(Extracts from a graphics dataset)
☆ ☆ ☆ ☆ ☆ ☆ ☆

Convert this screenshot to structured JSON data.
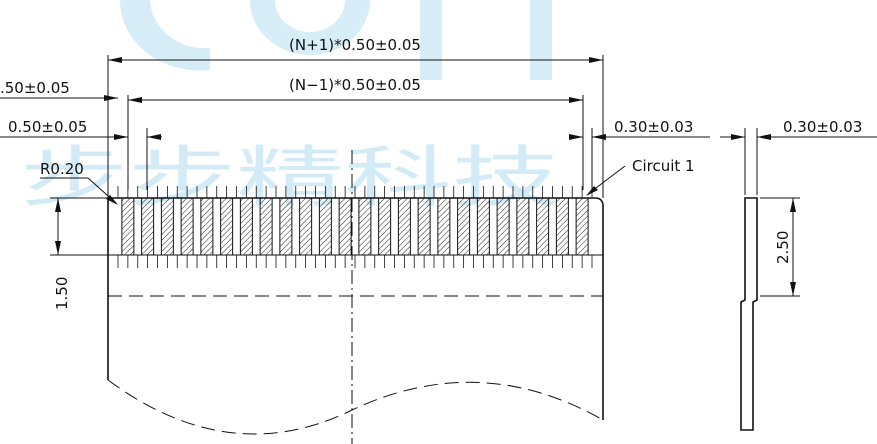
{
  "watermark": "步步精科技",
  "dimensions": {
    "overall_width": "(N+1)*0.50±0.05",
    "contact_span": "(N−1)*0.50±0.05",
    "edge_offset": ".50±0.05",
    "pitch": "0.50±0.05",
    "corner_radius": "R0.20",
    "contact_width": "0.30±0.03",
    "exposed_length": "1.50",
    "thickness": "0.30±0.03",
    "stiffener_length": "2.50"
  },
  "callout": "Circuit 1"
}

☆ ☆ ☆ ☆ ☆ ☆ ☆

-- INSTRUCTIONS FOR THE TASK --
All of the data needs repeating exactly, but the pictures do not.

-- THE RESULT --
Convert this screenshot to structured JSON data.
{
  "watermark": "步步精科技",
  "dimensions": {
    "overall_width": "(N+1)*0.50±0.05",
    "contact_span": "(N−1)*0.50±0.05",
    "edge_offset": ".50±0.05",
    "pitch": "0.50±0.05",
    "corner_radius": "R0.20",
    "contact_width": "0.30±0.03",
    "exposed_length": "1.50",
    "thickness": "0.30±0.03",
    "stiffener_length": "2.50"
  },
  "callout": "Circuit 1"
}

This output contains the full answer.